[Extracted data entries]
[BEGIN]

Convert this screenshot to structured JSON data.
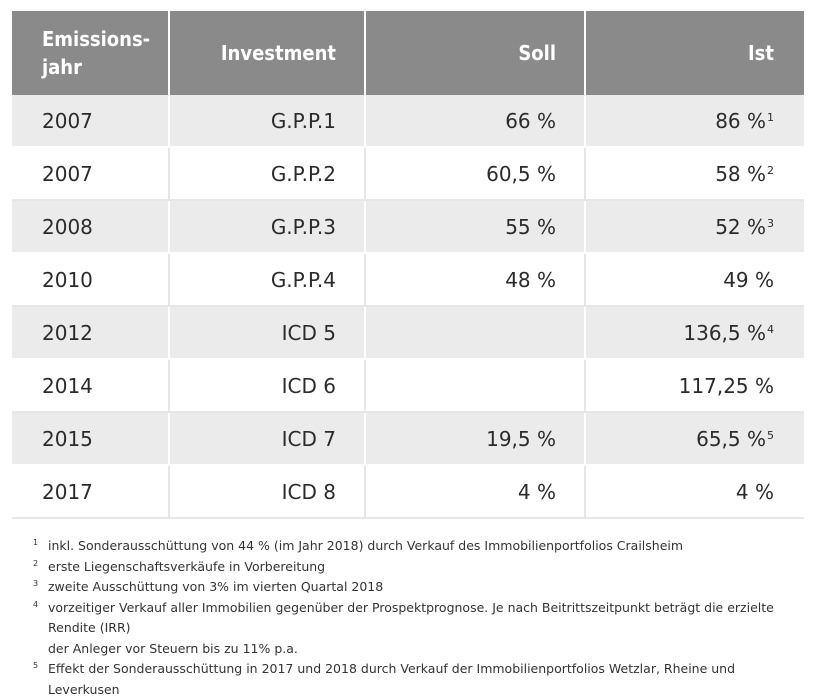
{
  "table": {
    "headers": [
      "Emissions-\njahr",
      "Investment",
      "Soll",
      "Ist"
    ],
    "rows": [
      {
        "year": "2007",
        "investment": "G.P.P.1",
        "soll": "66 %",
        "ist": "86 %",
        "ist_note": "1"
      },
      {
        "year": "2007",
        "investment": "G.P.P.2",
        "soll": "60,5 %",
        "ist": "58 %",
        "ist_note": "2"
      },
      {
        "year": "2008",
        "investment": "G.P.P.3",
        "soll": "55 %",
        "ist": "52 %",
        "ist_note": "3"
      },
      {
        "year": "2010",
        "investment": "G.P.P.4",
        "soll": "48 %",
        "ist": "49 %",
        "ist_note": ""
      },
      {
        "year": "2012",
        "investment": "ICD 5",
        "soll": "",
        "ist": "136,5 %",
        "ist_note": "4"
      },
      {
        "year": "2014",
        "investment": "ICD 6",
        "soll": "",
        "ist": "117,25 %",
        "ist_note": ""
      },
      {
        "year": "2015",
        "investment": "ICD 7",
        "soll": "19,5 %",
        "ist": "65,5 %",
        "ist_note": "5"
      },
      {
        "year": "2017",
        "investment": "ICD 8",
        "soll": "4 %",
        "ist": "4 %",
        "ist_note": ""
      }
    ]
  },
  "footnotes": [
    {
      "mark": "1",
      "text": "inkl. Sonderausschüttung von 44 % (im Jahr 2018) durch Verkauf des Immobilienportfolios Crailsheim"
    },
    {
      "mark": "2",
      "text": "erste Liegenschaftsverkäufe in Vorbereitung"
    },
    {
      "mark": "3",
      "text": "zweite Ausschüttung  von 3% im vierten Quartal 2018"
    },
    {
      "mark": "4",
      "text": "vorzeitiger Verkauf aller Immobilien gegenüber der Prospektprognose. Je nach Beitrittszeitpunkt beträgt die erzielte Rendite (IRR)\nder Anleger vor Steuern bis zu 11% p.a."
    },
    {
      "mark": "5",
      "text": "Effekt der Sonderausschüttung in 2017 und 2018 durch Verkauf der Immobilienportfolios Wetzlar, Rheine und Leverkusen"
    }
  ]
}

[END]
[BEGIN]

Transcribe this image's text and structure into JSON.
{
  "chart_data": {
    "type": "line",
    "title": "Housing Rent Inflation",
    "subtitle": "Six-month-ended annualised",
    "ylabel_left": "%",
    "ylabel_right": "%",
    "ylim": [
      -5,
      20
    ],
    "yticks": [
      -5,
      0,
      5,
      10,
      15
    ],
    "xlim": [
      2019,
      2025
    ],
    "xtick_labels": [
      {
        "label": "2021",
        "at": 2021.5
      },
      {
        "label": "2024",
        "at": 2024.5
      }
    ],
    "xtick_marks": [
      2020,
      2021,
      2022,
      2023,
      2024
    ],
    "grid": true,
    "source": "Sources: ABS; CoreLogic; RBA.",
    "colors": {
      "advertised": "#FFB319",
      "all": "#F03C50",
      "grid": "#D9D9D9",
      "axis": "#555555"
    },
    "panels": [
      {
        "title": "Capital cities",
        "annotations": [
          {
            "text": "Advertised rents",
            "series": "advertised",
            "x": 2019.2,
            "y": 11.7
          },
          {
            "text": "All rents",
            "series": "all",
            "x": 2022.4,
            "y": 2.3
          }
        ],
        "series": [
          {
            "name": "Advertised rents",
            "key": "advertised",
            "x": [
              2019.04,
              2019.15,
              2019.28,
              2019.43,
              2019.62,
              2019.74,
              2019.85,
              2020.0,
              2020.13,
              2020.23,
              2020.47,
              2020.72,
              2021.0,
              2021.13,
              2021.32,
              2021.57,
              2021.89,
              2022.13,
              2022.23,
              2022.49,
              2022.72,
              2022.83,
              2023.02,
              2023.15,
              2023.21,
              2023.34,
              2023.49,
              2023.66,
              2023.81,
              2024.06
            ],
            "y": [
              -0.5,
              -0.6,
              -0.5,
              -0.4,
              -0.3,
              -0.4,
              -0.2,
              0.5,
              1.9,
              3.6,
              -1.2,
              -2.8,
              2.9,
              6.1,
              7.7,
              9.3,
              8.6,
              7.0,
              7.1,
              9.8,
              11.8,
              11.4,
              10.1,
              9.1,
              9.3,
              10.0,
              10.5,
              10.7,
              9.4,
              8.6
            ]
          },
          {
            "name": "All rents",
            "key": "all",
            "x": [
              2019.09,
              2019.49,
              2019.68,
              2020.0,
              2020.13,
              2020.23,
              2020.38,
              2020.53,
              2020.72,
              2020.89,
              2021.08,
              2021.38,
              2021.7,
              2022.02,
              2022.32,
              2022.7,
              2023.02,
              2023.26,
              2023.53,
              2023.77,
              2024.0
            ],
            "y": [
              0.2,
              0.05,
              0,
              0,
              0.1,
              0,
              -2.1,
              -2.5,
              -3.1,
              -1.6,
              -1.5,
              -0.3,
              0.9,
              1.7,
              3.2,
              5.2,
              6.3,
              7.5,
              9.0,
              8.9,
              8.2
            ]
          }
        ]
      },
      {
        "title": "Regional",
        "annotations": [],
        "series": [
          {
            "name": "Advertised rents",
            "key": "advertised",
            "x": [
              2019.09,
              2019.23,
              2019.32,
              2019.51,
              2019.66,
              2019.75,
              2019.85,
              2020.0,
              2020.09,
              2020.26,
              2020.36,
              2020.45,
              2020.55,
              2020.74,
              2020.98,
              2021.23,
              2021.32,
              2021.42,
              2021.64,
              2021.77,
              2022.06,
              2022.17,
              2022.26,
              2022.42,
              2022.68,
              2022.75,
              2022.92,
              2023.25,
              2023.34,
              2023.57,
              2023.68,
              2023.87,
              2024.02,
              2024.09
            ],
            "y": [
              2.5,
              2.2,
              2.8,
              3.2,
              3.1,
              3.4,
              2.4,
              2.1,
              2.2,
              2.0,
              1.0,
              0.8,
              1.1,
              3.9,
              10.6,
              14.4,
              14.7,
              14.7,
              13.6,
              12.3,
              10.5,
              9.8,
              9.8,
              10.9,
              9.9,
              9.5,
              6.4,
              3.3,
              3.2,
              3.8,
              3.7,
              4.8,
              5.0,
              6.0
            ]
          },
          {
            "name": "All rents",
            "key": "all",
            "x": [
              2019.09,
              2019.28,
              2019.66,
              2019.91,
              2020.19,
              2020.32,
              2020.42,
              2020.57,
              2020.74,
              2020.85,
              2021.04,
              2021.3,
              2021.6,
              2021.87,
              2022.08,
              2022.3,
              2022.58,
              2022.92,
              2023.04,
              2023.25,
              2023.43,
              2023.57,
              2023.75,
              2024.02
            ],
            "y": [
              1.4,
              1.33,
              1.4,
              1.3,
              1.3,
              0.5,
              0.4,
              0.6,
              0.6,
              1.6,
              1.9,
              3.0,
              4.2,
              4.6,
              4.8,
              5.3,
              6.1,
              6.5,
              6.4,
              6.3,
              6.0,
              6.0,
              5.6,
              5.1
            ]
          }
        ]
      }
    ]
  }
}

[END]
[BEGIN]

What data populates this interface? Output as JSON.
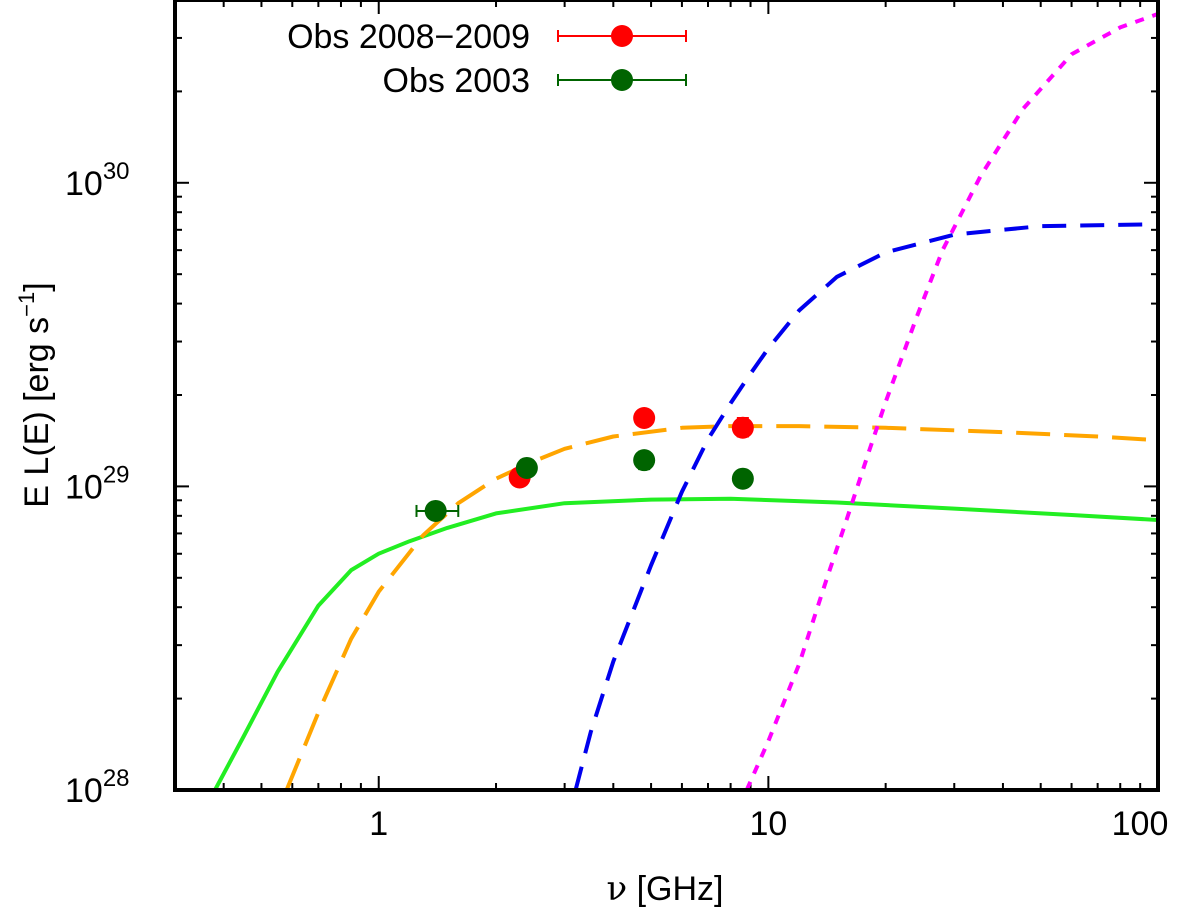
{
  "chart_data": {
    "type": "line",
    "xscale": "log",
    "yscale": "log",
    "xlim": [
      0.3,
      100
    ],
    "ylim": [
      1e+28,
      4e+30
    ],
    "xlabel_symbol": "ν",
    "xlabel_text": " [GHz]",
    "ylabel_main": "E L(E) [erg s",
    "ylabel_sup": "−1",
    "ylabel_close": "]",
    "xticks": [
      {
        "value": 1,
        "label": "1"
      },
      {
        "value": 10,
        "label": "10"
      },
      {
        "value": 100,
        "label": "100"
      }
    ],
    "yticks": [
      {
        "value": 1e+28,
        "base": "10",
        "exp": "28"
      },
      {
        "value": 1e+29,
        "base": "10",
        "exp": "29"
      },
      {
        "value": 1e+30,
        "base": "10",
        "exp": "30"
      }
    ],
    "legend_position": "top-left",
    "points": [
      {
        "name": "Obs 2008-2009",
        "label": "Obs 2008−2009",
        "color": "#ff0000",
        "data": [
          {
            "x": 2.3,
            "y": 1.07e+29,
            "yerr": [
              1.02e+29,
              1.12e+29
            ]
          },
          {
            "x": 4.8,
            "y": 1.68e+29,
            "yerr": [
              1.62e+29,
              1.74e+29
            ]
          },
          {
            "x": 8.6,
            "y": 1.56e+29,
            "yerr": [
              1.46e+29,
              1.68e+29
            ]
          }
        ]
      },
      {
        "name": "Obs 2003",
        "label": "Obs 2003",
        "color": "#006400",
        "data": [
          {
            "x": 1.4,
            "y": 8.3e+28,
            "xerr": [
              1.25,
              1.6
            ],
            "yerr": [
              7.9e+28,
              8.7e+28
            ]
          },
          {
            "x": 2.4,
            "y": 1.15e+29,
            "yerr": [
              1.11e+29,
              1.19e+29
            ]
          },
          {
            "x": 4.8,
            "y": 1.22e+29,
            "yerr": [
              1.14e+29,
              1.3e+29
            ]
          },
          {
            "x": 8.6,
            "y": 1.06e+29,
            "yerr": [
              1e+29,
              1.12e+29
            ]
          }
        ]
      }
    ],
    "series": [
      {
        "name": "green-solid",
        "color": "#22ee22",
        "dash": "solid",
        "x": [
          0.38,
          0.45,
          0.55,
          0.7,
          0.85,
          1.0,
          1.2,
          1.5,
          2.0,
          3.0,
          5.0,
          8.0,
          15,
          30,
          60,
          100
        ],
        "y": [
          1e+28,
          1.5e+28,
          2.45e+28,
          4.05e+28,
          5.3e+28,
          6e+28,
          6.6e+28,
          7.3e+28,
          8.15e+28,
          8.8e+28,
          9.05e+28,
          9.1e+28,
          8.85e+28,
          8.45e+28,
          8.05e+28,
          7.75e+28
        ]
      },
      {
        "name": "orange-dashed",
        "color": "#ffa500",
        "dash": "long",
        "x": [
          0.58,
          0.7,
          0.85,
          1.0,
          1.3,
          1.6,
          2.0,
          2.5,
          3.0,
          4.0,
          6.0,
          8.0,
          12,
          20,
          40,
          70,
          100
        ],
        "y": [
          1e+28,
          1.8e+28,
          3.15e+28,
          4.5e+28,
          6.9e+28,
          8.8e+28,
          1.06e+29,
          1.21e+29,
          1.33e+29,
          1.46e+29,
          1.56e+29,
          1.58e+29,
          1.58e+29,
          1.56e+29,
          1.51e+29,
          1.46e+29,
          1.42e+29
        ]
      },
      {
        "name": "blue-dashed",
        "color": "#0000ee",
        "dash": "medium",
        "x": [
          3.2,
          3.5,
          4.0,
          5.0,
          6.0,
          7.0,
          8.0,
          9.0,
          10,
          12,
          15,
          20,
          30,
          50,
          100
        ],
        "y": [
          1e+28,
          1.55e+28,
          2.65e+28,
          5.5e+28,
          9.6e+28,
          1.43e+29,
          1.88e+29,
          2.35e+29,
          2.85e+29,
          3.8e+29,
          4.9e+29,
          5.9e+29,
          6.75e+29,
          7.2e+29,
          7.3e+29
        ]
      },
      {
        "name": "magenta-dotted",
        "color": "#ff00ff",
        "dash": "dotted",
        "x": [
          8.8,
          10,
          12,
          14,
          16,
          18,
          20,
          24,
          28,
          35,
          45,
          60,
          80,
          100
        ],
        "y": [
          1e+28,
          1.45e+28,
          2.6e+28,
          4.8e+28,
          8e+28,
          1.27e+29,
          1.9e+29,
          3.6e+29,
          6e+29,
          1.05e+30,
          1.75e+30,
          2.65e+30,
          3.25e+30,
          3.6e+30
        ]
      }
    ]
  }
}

[END]

-- OBJECTIVE --
Say how many lines of the listing above contain "Immobilienportfolios", with no other words.

-- RESULT OF THE TASK --
2